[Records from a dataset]
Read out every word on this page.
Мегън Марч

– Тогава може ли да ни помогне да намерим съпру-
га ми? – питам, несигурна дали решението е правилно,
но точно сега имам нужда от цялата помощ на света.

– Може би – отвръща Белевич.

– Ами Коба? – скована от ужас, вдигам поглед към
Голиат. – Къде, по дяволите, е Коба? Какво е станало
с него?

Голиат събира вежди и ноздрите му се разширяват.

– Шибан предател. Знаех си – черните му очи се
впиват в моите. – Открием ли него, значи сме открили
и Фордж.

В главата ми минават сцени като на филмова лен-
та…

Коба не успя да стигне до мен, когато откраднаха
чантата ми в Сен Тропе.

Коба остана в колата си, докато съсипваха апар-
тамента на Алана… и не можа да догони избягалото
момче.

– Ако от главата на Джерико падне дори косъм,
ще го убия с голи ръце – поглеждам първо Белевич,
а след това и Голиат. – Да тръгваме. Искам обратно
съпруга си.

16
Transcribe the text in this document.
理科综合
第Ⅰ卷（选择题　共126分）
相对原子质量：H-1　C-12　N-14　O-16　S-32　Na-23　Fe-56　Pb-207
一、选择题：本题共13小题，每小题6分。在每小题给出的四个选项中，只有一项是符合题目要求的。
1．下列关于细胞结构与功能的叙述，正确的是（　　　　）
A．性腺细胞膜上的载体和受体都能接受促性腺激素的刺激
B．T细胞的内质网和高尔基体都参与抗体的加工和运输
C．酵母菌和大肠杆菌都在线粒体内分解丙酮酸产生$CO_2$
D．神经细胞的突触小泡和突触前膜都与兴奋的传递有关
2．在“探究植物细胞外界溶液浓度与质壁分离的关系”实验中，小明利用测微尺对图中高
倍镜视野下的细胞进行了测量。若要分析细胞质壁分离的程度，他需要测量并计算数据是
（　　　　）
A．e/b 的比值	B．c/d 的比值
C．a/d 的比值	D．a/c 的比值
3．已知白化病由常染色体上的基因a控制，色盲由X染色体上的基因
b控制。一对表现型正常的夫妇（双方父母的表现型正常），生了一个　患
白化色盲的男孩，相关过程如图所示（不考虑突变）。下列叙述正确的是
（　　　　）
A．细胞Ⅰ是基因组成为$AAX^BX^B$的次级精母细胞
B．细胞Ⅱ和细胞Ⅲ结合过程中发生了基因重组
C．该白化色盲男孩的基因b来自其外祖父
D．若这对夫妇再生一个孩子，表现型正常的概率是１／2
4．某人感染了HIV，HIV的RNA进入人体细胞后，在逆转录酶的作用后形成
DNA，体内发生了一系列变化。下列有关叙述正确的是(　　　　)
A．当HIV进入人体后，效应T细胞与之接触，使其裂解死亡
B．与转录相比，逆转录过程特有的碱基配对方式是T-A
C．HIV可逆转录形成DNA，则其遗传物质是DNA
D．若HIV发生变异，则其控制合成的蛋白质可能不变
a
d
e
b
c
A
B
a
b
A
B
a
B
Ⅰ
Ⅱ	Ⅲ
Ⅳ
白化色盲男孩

→ Exercise prompt: Provide the number of lines containing the string "Голиат", with no other output.

→ Task output: 3